Exercise goal: Give all of the lines again exactly as they read.

Supplied information:
_ _ _ _ _ _ _
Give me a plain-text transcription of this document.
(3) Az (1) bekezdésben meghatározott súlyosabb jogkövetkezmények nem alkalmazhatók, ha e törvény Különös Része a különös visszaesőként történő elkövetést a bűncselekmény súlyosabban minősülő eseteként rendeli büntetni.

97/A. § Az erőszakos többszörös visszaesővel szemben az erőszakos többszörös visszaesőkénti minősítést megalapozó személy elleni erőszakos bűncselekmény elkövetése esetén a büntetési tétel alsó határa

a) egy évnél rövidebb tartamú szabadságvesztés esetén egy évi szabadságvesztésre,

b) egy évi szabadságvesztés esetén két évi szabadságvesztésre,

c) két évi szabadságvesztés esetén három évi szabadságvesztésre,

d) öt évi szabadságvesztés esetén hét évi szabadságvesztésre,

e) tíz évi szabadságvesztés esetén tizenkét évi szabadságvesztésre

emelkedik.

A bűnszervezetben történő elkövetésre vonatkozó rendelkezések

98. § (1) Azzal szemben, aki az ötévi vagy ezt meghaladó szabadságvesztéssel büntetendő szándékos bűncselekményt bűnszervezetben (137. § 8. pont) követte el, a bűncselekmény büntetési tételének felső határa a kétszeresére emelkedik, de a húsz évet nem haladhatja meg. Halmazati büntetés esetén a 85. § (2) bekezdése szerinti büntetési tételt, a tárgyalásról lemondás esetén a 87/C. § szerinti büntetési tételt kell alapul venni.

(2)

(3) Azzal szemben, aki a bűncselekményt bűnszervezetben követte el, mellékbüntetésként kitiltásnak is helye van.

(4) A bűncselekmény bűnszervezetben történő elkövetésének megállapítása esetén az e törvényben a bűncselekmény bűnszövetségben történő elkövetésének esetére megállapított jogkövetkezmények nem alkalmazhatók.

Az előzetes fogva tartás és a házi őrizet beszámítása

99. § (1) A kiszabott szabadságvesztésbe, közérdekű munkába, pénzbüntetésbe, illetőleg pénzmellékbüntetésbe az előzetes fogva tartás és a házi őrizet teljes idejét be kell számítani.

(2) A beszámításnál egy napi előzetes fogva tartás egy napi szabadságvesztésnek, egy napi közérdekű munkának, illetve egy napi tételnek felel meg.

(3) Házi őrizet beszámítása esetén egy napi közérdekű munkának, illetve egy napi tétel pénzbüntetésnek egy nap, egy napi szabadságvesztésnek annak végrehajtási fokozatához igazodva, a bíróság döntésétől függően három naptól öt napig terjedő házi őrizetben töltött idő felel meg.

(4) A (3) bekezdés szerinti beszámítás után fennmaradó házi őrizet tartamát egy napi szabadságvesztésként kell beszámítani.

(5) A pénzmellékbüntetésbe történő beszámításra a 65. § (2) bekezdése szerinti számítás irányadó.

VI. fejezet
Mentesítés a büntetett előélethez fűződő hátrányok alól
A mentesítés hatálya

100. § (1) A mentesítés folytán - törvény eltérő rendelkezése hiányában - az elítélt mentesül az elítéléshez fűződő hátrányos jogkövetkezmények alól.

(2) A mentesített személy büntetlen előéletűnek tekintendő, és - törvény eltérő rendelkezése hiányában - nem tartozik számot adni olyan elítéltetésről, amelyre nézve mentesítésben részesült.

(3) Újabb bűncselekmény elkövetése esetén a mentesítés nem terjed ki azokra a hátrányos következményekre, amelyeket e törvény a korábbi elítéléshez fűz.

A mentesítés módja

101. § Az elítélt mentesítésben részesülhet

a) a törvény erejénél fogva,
_ _ _ _ _ _ _
Solution to this problem:
Give me a plain-text transcription of this document.
(3) Az (1) bekezdésben meghatározott súlyosabb jogkövetkezmények nem alkalmazhatók, ha e törvény Különös Része a különös visszaesőként történő elkövetést a bűncselekmény súlyosabban minősülő eseteként rendeli büntetni.

97/A. § Az erőszakos többszörös visszaesővel szemben az erőszakos többszörös visszaesőkénti minősítést megalapozó személy elleni erőszakos bűncselekmény elkövetése esetén a büntetési tétel alsó határa

a) egy évnél rövidebb tartamú szabadságvesztés esetén egy évi szabadságvesztésre,

b) egy évi szabadságvesztés esetén két évi szabadságvesztésre,

c) két évi szabadságvesztés esetén három évi szabadságvesztésre,

d) öt évi szabadságvesztés esetén hét évi szabadságvesztésre,

e) tíz évi szabadságvesztés esetén tizenkét évi szabadságvesztésre

emelkedik.

A bűnszervezetben történő elkövetésre vonatkozó rendelkezések

98. § (1) Azzal szemben, aki az ötévi vagy ezt meghaladó szabadságvesztéssel büntetendő szándékos bűncselekményt bűnszervezetben (137. § 8. pont) követte el, a bűncselekmény büntetési tételének felső határa a kétszeresére emelkedik, de a húsz évet nem haladhatja meg. Halmazati büntetés esetén a 85. § (2) bekezdése szerinti büntetési tételt, a tárgyalásról lemondás esetén a 87/C. § szerinti büntetési tételt kell alapul venni.

(2)

(3) Azzal szemben, aki a bűncselekményt bűnszervezetben követte el, mellékbüntetésként kitiltásnak is helye van.

(4) A bűncselekmény bűnszervezetben történő elkövetésének megállapítása esetén az e törvényben a bűncselekmény bűnszövetségben történő elkövetésének esetére megállapított jogkövetkezmények nem alkalmazhatók.

Az előzetes fogva tartás és a házi őrizet beszámítása

99. § (1) A kiszabott szabadságvesztésbe, közérdekű munkába, pénzbüntetésbe, illetőleg pénzmellékbüntetésbe az előzetes fogva tartás és a házi őrizet teljes idejét be kell számítani.

(2) A beszámításnál egy napi előzetes fogva tartás egy napi szabadságvesztésnek, egy napi közérdekű munkának, illetve egy napi tételnek felel meg.

(3) Házi őrizet beszámítása esetén egy napi közérdekű munkának, illetve egy napi tétel pénzbüntetésnek egy nap, egy napi szabadságvesztésnek annak végrehajtási fokozatához igazodva, a bíróság döntésétől függően három naptól öt napig terjedő házi őrizetben töltött idő felel meg.

(4) A (3) bekezdés szerinti beszámítás után fennmaradó házi őrizet tartamát egy napi szabadságvesztésként kell beszámítani.

(5) A pénzmellékbüntetésbe történő beszámításra a 65. § (2) bekezdése szerinti számítás irányadó.

VI. fejezet
Mentesítés a büntetett előélethez fűződő hátrányok alól
A mentesítés hatálya

100. § (1) A mentesítés folytán - törvény eltérő rendelkezése hiányában - az elítélt mentesül az elítéléshez fűződő hátrányos jogkövetkezmények alól.

(2) A mentesített személy büntetlen előéletűnek tekintendő, és - törvény eltérő rendelkezése hiányában - nem tartozik számot adni olyan elítéltetésről, amelyre nézve mentesítésben részesült.

(3) Újabb bűncselekmény elkövetése esetén a mentesítés nem terjed ki azokra a hátrányos következményekre, amelyeket e törvény a korábbi elítéléshez fűz.

A mentesítés módja

101. § Az elítélt mentesítésben részesülhet

a) a törvény erejénél fogva,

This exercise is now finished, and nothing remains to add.